--- BEGIN ---

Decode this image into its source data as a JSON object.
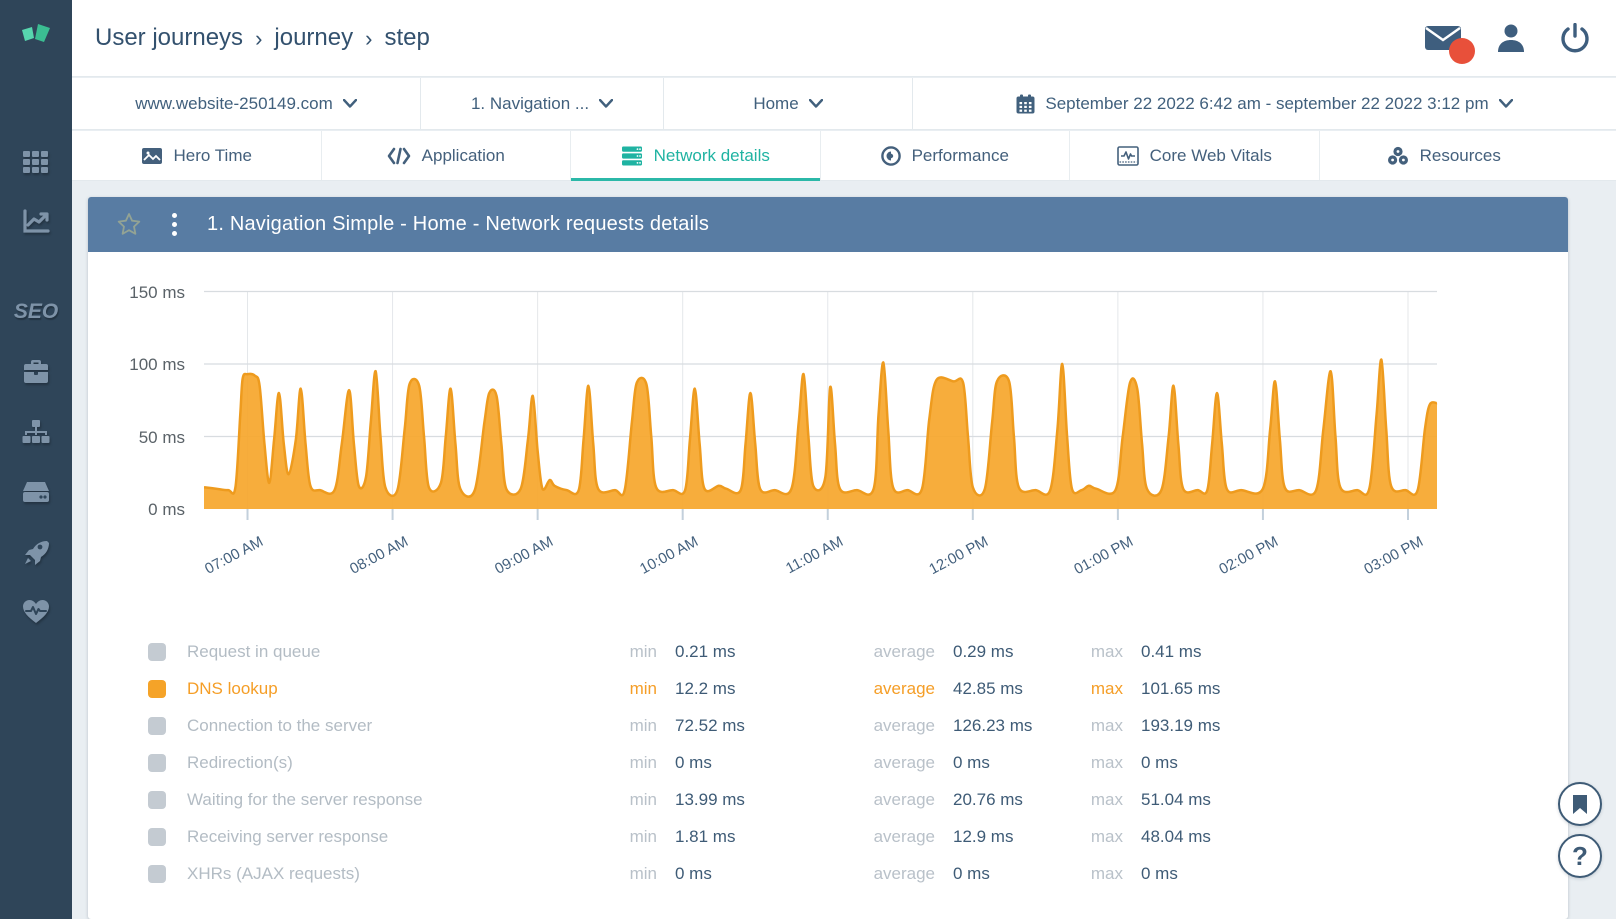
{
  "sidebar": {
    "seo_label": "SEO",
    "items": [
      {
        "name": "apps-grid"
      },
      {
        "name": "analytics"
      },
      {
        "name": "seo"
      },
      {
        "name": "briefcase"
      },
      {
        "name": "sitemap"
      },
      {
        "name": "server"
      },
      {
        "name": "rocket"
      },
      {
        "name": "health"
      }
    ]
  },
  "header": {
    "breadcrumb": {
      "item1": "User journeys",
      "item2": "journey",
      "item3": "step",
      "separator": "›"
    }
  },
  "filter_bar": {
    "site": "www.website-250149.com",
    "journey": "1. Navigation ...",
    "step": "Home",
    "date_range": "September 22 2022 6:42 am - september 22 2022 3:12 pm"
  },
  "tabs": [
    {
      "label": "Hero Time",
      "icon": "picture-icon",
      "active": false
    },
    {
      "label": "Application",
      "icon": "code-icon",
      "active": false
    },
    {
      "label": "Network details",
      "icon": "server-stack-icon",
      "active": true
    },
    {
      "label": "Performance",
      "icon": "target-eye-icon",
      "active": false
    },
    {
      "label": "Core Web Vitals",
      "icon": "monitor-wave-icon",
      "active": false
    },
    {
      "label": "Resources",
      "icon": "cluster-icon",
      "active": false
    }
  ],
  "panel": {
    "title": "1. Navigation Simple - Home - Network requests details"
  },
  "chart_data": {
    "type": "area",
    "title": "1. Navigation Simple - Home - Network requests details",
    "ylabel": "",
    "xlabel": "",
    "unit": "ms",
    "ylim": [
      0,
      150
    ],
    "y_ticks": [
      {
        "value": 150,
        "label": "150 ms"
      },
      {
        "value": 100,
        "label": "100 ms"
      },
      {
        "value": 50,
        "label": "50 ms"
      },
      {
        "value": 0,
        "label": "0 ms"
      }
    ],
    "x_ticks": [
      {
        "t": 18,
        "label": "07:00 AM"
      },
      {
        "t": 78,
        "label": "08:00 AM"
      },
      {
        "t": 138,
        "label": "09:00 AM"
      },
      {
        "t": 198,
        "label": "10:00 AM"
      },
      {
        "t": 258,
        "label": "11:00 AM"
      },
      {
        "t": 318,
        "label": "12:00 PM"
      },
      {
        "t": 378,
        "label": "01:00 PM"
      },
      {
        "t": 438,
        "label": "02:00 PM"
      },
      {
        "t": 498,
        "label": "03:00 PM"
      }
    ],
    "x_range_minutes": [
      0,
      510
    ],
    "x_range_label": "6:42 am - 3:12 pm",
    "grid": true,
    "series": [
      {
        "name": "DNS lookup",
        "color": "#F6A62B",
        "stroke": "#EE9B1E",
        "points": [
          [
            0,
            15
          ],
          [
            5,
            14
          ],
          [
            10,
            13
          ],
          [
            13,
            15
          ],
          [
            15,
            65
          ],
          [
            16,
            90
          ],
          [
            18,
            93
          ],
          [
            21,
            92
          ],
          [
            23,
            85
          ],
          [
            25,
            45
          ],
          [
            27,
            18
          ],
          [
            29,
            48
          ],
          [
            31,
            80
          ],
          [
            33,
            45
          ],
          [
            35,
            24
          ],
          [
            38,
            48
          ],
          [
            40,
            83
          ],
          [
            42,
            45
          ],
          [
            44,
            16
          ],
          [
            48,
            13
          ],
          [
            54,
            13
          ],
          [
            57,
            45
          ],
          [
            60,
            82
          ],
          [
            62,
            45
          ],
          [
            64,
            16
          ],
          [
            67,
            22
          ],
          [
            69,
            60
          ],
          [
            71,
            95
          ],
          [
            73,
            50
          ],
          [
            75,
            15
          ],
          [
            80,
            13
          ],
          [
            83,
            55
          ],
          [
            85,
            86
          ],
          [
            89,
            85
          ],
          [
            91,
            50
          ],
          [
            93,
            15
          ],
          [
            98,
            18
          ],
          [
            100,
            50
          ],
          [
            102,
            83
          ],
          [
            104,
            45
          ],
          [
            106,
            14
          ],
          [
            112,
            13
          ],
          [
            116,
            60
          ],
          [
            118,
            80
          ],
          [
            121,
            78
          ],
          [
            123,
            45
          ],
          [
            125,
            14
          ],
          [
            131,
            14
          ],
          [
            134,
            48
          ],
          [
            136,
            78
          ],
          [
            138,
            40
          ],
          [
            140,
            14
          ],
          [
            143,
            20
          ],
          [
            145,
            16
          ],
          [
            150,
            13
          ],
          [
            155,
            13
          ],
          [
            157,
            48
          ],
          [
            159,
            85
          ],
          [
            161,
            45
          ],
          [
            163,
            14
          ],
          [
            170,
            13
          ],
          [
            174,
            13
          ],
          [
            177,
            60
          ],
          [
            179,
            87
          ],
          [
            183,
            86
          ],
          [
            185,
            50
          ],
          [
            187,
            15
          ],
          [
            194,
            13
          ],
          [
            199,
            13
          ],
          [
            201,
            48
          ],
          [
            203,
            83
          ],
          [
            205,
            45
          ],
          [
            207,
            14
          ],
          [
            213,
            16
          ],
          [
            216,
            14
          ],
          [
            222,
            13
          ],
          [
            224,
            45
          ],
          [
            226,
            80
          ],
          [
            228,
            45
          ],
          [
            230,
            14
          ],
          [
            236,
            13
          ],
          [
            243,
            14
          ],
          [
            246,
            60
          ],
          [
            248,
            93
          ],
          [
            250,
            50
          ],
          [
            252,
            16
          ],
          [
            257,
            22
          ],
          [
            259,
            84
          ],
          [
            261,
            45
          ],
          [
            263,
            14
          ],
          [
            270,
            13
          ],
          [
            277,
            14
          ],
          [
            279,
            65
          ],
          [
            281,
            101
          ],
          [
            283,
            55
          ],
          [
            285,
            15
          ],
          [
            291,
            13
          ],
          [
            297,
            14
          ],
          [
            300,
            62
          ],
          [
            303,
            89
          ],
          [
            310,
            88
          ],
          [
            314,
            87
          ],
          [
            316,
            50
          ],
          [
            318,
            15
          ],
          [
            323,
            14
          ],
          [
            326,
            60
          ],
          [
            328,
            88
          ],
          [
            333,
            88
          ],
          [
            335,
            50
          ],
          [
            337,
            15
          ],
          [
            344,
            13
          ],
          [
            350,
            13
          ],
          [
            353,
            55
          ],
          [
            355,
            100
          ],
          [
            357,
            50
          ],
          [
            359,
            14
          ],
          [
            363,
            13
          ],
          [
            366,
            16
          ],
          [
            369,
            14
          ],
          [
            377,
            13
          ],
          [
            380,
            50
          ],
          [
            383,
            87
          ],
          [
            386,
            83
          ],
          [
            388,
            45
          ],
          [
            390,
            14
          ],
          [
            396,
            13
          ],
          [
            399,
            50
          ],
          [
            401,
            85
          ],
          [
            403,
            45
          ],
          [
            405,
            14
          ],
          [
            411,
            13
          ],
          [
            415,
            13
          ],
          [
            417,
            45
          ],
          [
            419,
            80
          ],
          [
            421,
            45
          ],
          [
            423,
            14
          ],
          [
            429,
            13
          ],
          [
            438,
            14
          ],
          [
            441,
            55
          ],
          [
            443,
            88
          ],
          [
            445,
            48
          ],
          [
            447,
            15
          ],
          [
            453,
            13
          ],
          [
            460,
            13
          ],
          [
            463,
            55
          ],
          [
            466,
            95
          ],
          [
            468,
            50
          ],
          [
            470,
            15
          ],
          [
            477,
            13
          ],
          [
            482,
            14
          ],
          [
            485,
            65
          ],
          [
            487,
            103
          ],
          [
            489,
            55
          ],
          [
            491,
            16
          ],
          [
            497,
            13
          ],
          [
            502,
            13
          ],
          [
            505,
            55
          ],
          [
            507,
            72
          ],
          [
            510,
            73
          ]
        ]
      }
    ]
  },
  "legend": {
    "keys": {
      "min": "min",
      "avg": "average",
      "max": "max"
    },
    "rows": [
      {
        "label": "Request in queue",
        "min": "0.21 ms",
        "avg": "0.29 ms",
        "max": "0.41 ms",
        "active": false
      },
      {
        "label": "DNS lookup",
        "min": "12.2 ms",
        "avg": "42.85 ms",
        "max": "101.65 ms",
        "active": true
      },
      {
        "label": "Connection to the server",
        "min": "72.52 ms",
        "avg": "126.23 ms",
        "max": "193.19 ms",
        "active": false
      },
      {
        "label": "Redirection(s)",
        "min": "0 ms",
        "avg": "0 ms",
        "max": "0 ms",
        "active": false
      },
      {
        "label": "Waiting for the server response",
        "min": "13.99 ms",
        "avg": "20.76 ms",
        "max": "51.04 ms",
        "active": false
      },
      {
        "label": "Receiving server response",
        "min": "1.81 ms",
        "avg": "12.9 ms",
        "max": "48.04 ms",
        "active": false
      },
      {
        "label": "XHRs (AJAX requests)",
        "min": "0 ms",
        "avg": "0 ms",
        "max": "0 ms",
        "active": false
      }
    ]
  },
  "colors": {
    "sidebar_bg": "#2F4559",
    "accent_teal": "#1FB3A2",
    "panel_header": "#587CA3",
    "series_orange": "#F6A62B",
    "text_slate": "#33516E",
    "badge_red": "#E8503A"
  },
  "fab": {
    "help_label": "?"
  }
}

--- END ---

» **Exercise instructions**
Find the lines of the material that hold the word "Simple" and report their count alone.

» **Solution to this problem**
2